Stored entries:
┄┄┄┄┄┄┄┄┄┄

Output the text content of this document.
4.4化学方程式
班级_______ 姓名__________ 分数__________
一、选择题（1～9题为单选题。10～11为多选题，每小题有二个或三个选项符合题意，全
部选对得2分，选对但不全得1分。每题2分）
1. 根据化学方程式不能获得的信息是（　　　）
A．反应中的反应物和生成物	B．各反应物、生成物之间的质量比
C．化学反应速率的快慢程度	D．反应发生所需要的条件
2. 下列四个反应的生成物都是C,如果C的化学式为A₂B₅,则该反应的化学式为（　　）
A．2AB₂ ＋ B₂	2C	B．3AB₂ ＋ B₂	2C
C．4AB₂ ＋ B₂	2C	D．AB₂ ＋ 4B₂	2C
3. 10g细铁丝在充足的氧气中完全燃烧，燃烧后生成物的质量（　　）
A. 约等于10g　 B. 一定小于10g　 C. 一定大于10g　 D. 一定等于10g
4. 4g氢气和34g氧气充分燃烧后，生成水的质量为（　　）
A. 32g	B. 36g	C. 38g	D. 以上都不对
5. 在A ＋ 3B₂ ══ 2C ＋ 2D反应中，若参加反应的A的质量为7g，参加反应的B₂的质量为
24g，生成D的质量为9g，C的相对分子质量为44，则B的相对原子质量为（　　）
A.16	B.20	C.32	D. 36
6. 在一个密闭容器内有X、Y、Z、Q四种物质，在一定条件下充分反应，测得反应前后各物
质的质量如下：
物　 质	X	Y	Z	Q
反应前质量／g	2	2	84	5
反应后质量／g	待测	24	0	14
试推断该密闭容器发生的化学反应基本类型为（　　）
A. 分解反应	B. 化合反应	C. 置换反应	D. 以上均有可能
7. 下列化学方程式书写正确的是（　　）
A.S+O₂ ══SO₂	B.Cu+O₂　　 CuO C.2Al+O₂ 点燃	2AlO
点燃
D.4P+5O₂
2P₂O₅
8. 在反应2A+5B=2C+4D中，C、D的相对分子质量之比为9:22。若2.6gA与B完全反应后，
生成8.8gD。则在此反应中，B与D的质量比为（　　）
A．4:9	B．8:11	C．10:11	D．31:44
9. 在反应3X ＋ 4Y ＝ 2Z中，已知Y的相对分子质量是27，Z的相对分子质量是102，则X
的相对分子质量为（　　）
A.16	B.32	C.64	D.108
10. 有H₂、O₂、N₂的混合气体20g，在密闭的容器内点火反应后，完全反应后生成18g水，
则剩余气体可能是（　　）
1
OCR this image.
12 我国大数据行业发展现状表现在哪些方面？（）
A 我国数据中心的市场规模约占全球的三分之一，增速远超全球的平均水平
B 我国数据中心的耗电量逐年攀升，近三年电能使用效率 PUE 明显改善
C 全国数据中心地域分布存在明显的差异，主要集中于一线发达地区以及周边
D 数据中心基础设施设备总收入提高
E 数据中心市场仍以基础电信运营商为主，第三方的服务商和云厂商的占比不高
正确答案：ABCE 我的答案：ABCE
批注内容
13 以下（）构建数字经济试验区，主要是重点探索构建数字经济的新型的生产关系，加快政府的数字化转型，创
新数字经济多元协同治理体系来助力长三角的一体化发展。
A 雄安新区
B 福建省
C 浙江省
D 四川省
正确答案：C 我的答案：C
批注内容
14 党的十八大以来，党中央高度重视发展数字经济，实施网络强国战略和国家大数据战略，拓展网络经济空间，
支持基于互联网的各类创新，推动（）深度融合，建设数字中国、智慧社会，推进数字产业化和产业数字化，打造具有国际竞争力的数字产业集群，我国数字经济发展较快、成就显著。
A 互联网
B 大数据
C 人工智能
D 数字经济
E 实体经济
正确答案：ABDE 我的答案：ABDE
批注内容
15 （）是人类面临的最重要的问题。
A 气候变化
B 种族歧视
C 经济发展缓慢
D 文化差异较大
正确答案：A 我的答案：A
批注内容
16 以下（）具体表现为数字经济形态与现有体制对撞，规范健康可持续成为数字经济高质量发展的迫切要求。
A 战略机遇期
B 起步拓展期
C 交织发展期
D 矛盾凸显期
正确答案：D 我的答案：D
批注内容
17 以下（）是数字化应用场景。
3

┄┄┄┄┄┄┄┄┄┄

**To be done**: Filter the listing above by the word "我的答案"; copy each line that passes.

**Answer in full**:
正确答案：ABCE 我的答案：ABCE
正确答案：C 我的答案：C
正确答案：ABDE 我的答案：ABDE
正确答案：A 我的答案：A
正确答案：D 我的答案：D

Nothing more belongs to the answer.